** start of Records for this exercise **

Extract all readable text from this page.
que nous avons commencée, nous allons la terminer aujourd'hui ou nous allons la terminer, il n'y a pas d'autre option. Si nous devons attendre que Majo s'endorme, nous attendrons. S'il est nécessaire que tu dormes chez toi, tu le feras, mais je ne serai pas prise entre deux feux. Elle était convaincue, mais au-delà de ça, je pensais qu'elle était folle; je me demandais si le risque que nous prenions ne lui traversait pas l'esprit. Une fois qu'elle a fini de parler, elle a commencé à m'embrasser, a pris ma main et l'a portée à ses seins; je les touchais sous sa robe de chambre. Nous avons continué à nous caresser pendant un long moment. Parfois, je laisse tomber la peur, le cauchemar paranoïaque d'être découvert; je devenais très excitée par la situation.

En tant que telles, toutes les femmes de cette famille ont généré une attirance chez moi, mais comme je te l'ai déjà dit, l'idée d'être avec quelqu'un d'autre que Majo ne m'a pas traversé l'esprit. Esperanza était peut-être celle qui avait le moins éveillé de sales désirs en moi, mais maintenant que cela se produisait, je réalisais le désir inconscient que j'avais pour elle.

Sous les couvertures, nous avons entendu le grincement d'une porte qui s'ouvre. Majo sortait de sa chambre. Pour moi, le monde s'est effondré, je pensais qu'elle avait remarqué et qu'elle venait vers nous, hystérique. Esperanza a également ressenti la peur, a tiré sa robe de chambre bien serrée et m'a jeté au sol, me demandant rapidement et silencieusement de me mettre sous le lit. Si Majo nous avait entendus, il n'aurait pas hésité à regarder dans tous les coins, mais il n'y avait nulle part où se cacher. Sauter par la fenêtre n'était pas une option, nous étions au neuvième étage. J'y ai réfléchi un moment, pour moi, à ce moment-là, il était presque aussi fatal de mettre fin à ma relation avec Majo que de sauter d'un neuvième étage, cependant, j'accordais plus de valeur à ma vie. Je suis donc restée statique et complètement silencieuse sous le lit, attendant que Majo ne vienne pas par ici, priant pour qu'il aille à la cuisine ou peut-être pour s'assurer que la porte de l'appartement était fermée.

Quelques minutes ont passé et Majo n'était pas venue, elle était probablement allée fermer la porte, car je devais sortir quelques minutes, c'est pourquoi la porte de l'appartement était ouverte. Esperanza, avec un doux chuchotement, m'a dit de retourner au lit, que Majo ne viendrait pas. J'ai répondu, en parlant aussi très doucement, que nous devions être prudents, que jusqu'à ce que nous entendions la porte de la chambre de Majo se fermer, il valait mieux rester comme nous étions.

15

** end of Records for this exercise **
** start of Records for this exercise **

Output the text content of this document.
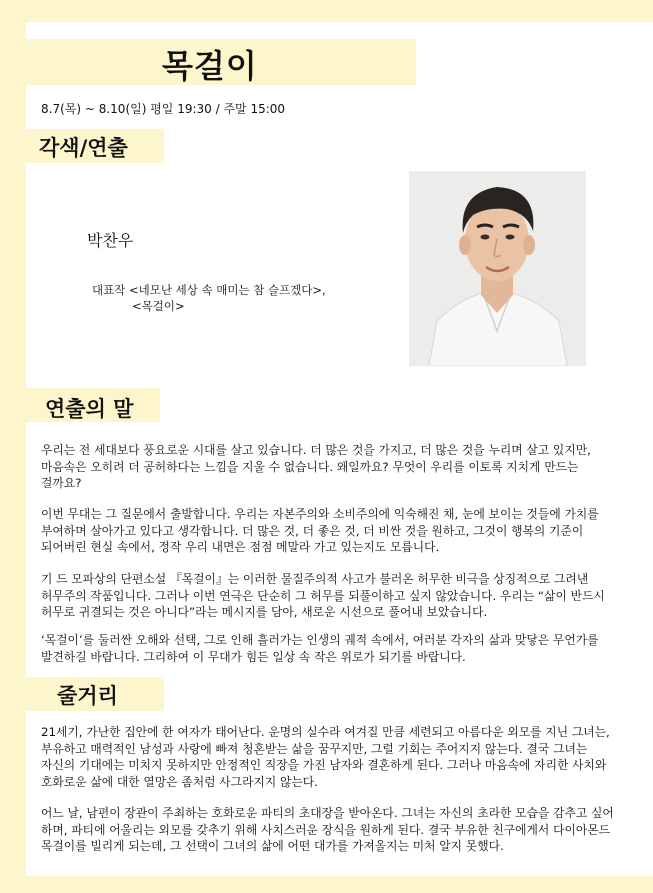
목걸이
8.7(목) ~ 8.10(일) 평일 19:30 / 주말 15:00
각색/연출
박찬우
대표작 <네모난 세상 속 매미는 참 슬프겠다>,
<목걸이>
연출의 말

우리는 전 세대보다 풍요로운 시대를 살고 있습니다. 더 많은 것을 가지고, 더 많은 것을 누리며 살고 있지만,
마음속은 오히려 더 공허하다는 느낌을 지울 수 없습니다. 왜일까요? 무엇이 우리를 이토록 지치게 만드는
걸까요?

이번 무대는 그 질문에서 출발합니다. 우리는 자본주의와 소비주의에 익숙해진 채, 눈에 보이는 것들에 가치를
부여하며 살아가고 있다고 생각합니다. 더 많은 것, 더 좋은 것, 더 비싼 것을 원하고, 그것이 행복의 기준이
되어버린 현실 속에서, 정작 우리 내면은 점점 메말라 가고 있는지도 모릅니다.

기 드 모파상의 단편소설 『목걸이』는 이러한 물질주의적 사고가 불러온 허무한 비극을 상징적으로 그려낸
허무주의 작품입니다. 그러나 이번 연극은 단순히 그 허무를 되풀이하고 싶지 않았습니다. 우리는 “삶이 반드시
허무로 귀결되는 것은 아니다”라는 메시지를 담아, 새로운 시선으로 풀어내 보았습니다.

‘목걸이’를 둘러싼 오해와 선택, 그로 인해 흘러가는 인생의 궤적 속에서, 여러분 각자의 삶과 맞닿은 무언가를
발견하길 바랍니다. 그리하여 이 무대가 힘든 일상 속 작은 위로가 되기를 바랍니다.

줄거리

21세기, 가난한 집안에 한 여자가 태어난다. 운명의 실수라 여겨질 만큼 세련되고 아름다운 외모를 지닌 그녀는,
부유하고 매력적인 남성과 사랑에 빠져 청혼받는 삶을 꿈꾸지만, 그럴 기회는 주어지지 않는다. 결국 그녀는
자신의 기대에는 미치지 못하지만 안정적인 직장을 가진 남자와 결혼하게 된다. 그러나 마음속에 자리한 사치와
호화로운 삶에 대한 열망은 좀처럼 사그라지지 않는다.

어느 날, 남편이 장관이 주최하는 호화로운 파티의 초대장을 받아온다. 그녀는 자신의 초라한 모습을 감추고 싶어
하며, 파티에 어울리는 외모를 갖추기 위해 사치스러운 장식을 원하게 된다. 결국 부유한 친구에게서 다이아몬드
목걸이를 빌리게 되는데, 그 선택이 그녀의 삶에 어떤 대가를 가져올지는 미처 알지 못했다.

** end of Records for this exercise **

*Exercise objective*
Read through the entries and copy every line that includes "pensais".

*Answer to the problem*
que nous avons commencée, nous allons la terminer aujourd'hui ou nous allons la terminer, il n'y a pas d'autre option. Si nous devons attendre que Majo s'endorme, nous attendrons. S'il est nécessaire que tu dormes chez toi, tu le feras, mais je ne serai pas prise entre deux feux. Elle était convaincue, mais au-delà de ça, je pensais qu'elle était folle; je me demandais si le risque que nous prenions ne lui traversait pas l'esprit. Une fois qu'elle a fini de parler, elle a commencé à m'embrasser, a pris ma main et l'a portée à ses seins; je les touchais sous sa robe de chambre. Nous avons continué à nous caresser pendant un long moment. Parfois, je laisse tomber la peur, le cauchemar paranoïaque d'être découvert; je devenais très excitée par la situation.
Sous les couvertures, nous avons entendu le grincement d'une porte qui s'ouvre. Majo sortait de sa chambre. Pour moi, le monde s'est effondré, je pensais qu'elle avait remarqué et qu'elle venait vers nous, hystérique. Esperanza a également ressenti la peur, a tiré sa robe de chambre bien serrée et m'a jeté au sol, me demandant rapidement et silencieusement de me mettre sous le lit. Si Majo nous avait entendus, il n'aurait pas hésité à regarder dans tous les coins, mais il n'y avait nulle part où se cacher. Sauter par la fenêtre n'était pas une option, nous étions au neuvième étage. J'y ai réfléchi un moment, pour moi, à ce moment-là, il était presque aussi fatal de mettre fin à ma relation avec Majo que de sauter d'un neuvième étage, cependant, j'accordais plus de valeur à ma vie. Je suis donc restée statique et complètement silencieuse sous le lit, attendant que Majo ne vienne pas par ici, priant pour qu'il aille à la cuisine ou peut-être pour s'assurer que la porte de l'appartement était fermée.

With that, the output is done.